- _What you will do_:
Transcribe all of the data exactly. Omit the pictures.

=== Supplied data ===

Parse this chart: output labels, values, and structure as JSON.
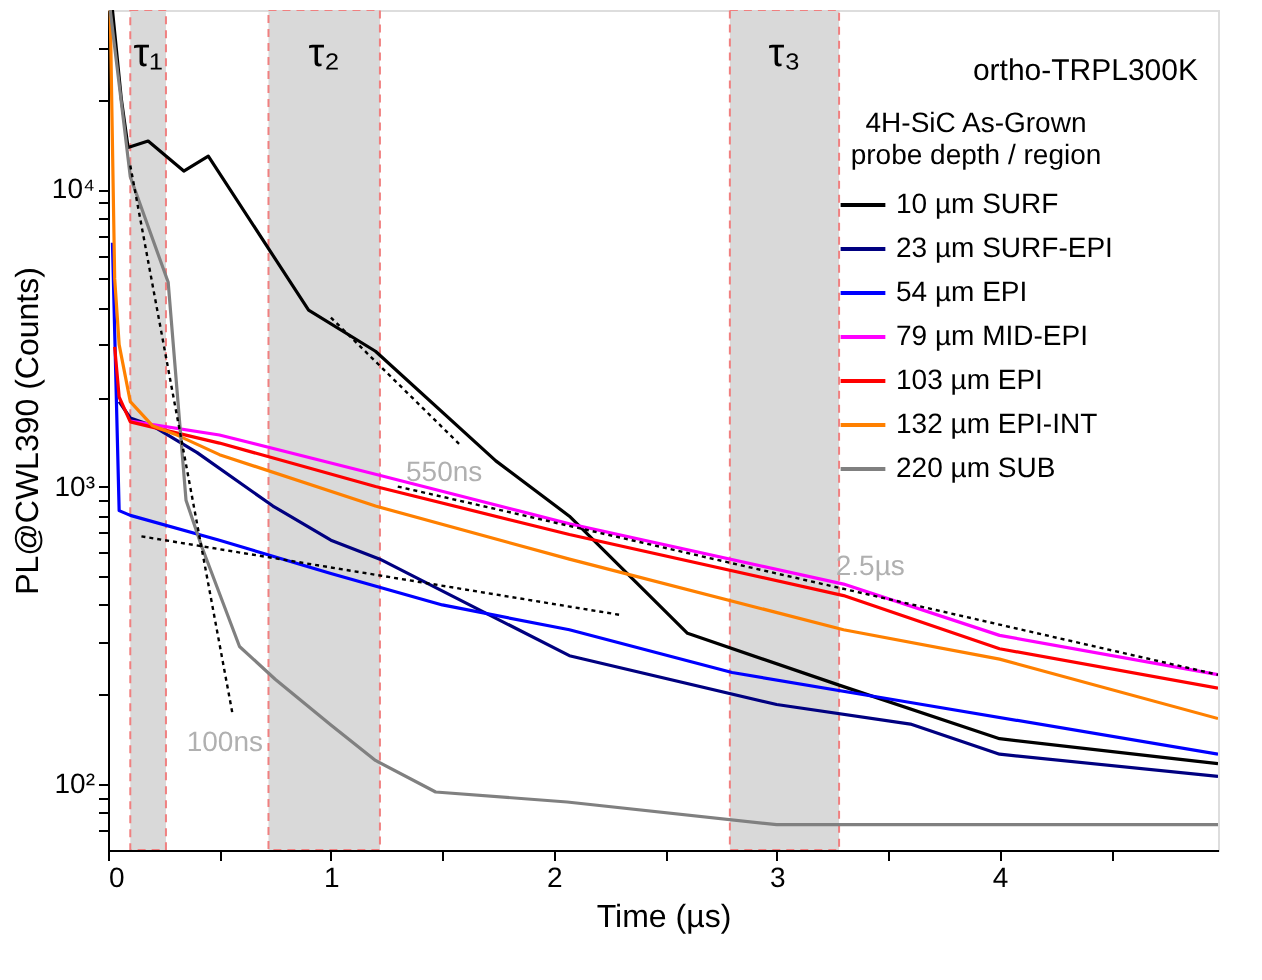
{
  "chart_data": {
    "type": "line",
    "xlabel": "Time (µs)",
    "ylabel": "PL@CWL390 (Counts)",
    "legend_title": "4H-SiC As-Grown\nprobe depth / region",
    "legend": "top right",
    "grid": false,
    "marker": "none",
    "log": "y",
    "xlim": [
      0,
      4.98
    ],
    "xticks": [
      0,
      {
        "value": 0.5,
        "label": null
      },
      1,
      {
        "value": 1.5,
        "label": null
      },
      2,
      {
        "value": 2.5,
        "label": null
      },
      3,
      {
        "value": 3.5,
        "label": null
      },
      4,
      {
        "value": 4.5,
        "label": null
      }
    ],
    "ylim": [
      60,
      40000
    ],
    "yticks": [
      {
        "value": 70,
        "label": null
      },
      {
        "value": 80,
        "label": null
      },
      {
        "value": 90,
        "label": null
      },
      {
        "value": 100,
        "label": "10²"
      },
      {
        "value": 200,
        "label": null
      },
      {
        "value": 300,
        "label": null
      },
      {
        "value": 400,
        "label": null
      },
      {
        "value": 500,
        "label": null
      },
      {
        "value": 600,
        "label": null
      },
      {
        "value": 700,
        "label": null
      },
      {
        "value": 800,
        "label": null
      },
      {
        "value": 900,
        "label": null
      },
      {
        "value": 1000,
        "label": "10³"
      },
      {
        "value": 2000,
        "label": null
      },
      {
        "value": 3000,
        "label": null
      },
      {
        "value": 4000,
        "label": null
      },
      {
        "value": 5000,
        "label": null
      },
      {
        "value": 6000,
        "label": null
      },
      {
        "value": 7000,
        "label": null
      },
      {
        "value": 8000,
        "label": null
      },
      {
        "value": 9000,
        "label": null
      },
      {
        "value": 10000,
        "label": "10⁴"
      },
      {
        "value": 20000,
        "label": null
      },
      {
        "value": 30000,
        "label": null
      }
    ],
    "bands": [
      {
        "axis": "x",
        "from": 0.1,
        "to": 0.26,
        "label": "τ₁",
        "color": "#d9d9d9"
      },
      {
        "axis": "x",
        "from": 0.72,
        "to": 1.22,
        "label": "τ₂",
        "color": "#d9d9d9"
      },
      {
        "axis": "x",
        "from": 2.79,
        "to": 3.28,
        "label": "τ₃",
        "color": "#d9d9d9"
      }
    ],
    "annotations": [
      "ortho-TRPL300K",
      {
        "text": "550ns",
        "x": 1.58,
        "y": 1380
      },
      {
        "text": "100ns",
        "x": 0.56,
        "y": 170
      },
      {
        "text": "2.5µs",
        "x": 3.42,
        "y": 433
      }
    ],
    "series": [
      {
        "name": "10 µm SURF",
        "color": "#000000",
        "x": [
          0.02,
          0.06,
          0.09,
          0.18,
          0.34,
          0.45,
          0.9,
          1.2,
          1.74,
          2.07,
          2.6,
          3.28,
          4.0,
          4.98
        ],
        "values": [
          40000,
          20000,
          13800,
          14500,
          11500,
          12900,
          3920,
          2850,
          1220,
          795,
          321,
          215,
          142,
          117
        ]
      },
      {
        "name": "23 µm SURF-EPI",
        "color": "#000080",
        "x": [
          0.05,
          0.1,
          0.2,
          0.4,
          0.74,
          1.0,
          1.22,
          2.07,
          3.0,
          3.6,
          4.0,
          4.98
        ],
        "values": [
          1930,
          1700,
          1600,
          1300,
          860,
          660,
          570,
          270,
          185,
          159,
          126,
          106
        ]
      },
      {
        "name": "54 µm EPI",
        "color": "#0000ff",
        "x": [
          0.02,
          0.05,
          0.1,
          0.5,
          1.0,
          1.5,
          2.07,
          2.8,
          3.6,
          4.98
        ],
        "values": [
          6600,
          830,
          800,
          660,
          510,
          400,
          330,
          237,
          188,
          126
        ]
      },
      {
        "name": "79 µm MID-EPI",
        "color": "#ff00ff",
        "x": [
          0.1,
          0.5,
          1.2,
          2.07,
          3.3,
          4.0,
          4.98
        ],
        "values": [
          1660,
          1490,
          1100,
          750,
          470,
          316,
          233
        ]
      },
      {
        "name": "103 µm EPI",
        "color": "#ff0000",
        "x": [
          0.03,
          0.05,
          0.1,
          0.5,
          1.2,
          2.07,
          3.3,
          4.0,
          4.98
        ],
        "values": [
          2950,
          2000,
          1650,
          1400,
          1000,
          690,
          430,
          285,
          210
        ]
      },
      {
        "name": "132 µm EPI-INT",
        "color": "#ff8000",
        "x": [
          0.01,
          0.03,
          0.05,
          0.1,
          0.2,
          0.3,
          0.5,
          1.2,
          2.07,
          3.3,
          4.0,
          4.98
        ],
        "values": [
          40000,
          5000,
          3000,
          1930,
          1600,
          1500,
          1280,
          860,
          570,
          330,
          263,
          166
        ]
      },
      {
        "name": "220 µm SUB",
        "color": "#808080",
        "x": [
          0.01,
          0.1,
          0.27,
          0.35,
          0.42,
          0.59,
          0.75,
          1.0,
          1.2,
          1.47,
          2.06,
          3.0,
          4.0,
          4.98
        ],
        "values": [
          40000,
          11000,
          4860,
          900,
          630,
          290,
          225,
          158,
          120,
          94,
          87,
          73,
          73,
          73
        ]
      },
      {
        "type": "line",
        "color": "#000000",
        "line_style": "dotted",
        "x": [
          1.0,
          1.58
        ],
        "values": [
          3700,
          1380
        ]
      },
      {
        "type": "line",
        "color": "#000000",
        "line_style": "dotted",
        "x": [
          0.1,
          0.56
        ],
        "values": [
          12000,
          170
        ]
      },
      {
        "type": "line",
        "color": "#000000",
        "line_style": "dotted",
        "x": [
          1.3,
          4.98
        ],
        "values": [
          1000,
          233
        ]
      },
      {
        "type": "line",
        "color": "#000000",
        "line_style": "dotted",
        "x": [
          0.15,
          2.3
        ],
        "values": [
          680,
          370
        ]
      }
    ]
  }
}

===

- _Answer_:
Parse this chart: output labels, values, and structure as JSON.
{
  "chart_data": {
    "type": "line",
    "xlabel": "Time (µs)",
    "ylabel": "PL@CWL390 (Counts)",
    "legend_title": "4H-SiC As-Grown\nprobe depth / region",
    "legend": "top right",
    "grid": false,
    "marker": "none",
    "log": "y",
    "xlim": [
      0,
      4.98
    ],
    "xticks": [
      0,
      {
        "value": 0.5,
        "label": null
      },
      1,
      {
        "value": 1.5,
        "label": null
      },
      2,
      {
        "value": 2.5,
        "label": null
      },
      3,
      {
        "value": 3.5,
        "label": null
      },
      4,
      {
        "value": 4.5,
        "label": null
      }
    ],
    "ylim": [
      60,
      40000
    ],
    "yticks": [
      {
        "value": 70,
        "label": null
      },
      {
        "value": 80,
        "label": null
      },
      {
        "value": 90,
        "label": null
      },
      {
        "value": 100,
        "label": "10²"
      },
      {
        "value": 200,
        "label": null
      },
      {
        "value": 300,
        "label": null
      },
      {
        "value": 400,
        "label": null
      },
      {
        "value": 500,
        "label": null
      },
      {
        "value": 600,
        "label": null
      },
      {
        "value": 700,
        "label": null
      },
      {
        "value": 800,
        "label": null
      },
      {
        "value": 900,
        "label": null
      },
      {
        "value": 1000,
        "label": "10³"
      },
      {
        "value": 2000,
        "label": null
      },
      {
        "value": 3000,
        "label": null
      },
      {
        "value": 4000,
        "label": null
      },
      {
        "value": 5000,
        "label": null
      },
      {
        "value": 6000,
        "label": null
      },
      {
        "value": 7000,
        "label": null
      },
      {
        "value": 8000,
        "label": null
      },
      {
        "value": 9000,
        "label": null
      },
      {
        "value": 10000,
        "label": "10⁴"
      },
      {
        "value": 20000,
        "label": null
      },
      {
        "value": 30000,
        "label": null
      }
    ],
    "bands": [
      {
        "axis": "x",
        "from": 0.1,
        "to": 0.26,
        "label": "τ₁",
        "color": "#d9d9d9"
      },
      {
        "axis": "x",
        "from": 0.72,
        "to": 1.22,
        "label": "τ₂",
        "color": "#d9d9d9"
      },
      {
        "axis": "x",
        "from": 2.79,
        "to": 3.28,
        "label": "τ₃",
        "color": "#d9d9d9"
      }
    ],
    "annotations": [
      "ortho-TRPL300K",
      {
        "text": "550ns",
        "x": 1.58,
        "y": 1380
      },
      {
        "text": "100ns",
        "x": 0.56,
        "y": 170
      },
      {
        "text": "2.5µs",
        "x": 3.42,
        "y": 433
      }
    ],
    "series": [
      {
        "name": "10 µm SURF",
        "color": "#000000",
        "x": [
          0.02,
          0.06,
          0.09,
          0.18,
          0.34,
          0.45,
          0.9,
          1.2,
          1.74,
          2.07,
          2.6,
          3.28,
          4.0,
          4.98
        ],
        "values": [
          40000,
          20000,
          13800,
          14500,
          11500,
          12900,
          3920,
          2850,
          1220,
          795,
          321,
          215,
          142,
          117
        ]
      },
      {
        "name": "23 µm SURF-EPI",
        "color": "#000080",
        "x": [
          0.05,
          0.1,
          0.2,
          0.4,
          0.74,
          1.0,
          1.22,
          2.07,
          3.0,
          3.6,
          4.0,
          4.98
        ],
        "values": [
          1930,
          1700,
          1600,
          1300,
          860,
          660,
          570,
          270,
          185,
          159,
          126,
          106
        ]
      },
      {
        "name": "54 µm EPI",
        "color": "#0000ff",
        "x": [
          0.02,
          0.05,
          0.1,
          0.5,
          1.0,
          1.5,
          2.07,
          2.8,
          3.6,
          4.98
        ],
        "values": [
          6600,
          830,
          800,
          660,
          510,
          400,
          330,
          237,
          188,
          126
        ]
      },
      {
        "name": "79 µm MID-EPI",
        "color": "#ff00ff",
        "x": [
          0.1,
          0.5,
          1.2,
          2.07,
          3.3,
          4.0,
          4.98
        ],
        "values": [
          1660,
          1490,
          1100,
          750,
          470,
          316,
          233
        ]
      },
      {
        "name": "103 µm EPI",
        "color": "#ff0000",
        "x": [
          0.03,
          0.05,
          0.1,
          0.5,
          1.2,
          2.07,
          3.3,
          4.0,
          4.98
        ],
        "values": [
          2950,
          2000,
          1650,
          1400,
          1000,
          690,
          430,
          285,
          210
        ]
      },
      {
        "name": "132 µm EPI-INT",
        "color": "#ff8000",
        "x": [
          0.01,
          0.03,
          0.05,
          0.1,
          0.2,
          0.3,
          0.5,
          1.2,
          2.07,
          3.3,
          4.0,
          4.98
        ],
        "values": [
          40000,
          5000,
          3000,
          1930,
          1600,
          1500,
          1280,
          860,
          570,
          330,
          263,
          166
        ]
      },
      {
        "name": "220 µm SUB",
        "color": "#808080",
        "x": [
          0.01,
          0.1,
          0.27,
          0.35,
          0.42,
          0.59,
          0.75,
          1.0,
          1.2,
          1.47,
          2.06,
          3.0,
          4.0,
          4.98
        ],
        "values": [
          40000,
          11000,
          4860,
          900,
          630,
          290,
          225,
          158,
          120,
          94,
          87,
          73,
          73,
          73
        ]
      },
      {
        "type": "line",
        "color": "#000000",
        "line_style": "dotted",
        "x": [
          1.0,
          1.58
        ],
        "values": [
          3700,
          1380
        ]
      },
      {
        "type": "line",
        "color": "#000000",
        "line_style": "dotted",
        "x": [
          0.1,
          0.56
        ],
        "values": [
          12000,
          170
        ]
      },
      {
        "type": "line",
        "color": "#000000",
        "line_style": "dotted",
        "x": [
          1.3,
          4.98
        ],
        "values": [
          1000,
          233
        ]
      },
      {
        "type": "line",
        "color": "#000000",
        "line_style": "dotted",
        "x": [
          0.15,
          2.3
        ],
        "values": [
          680,
          370
        ]
      }
    ]
  }
}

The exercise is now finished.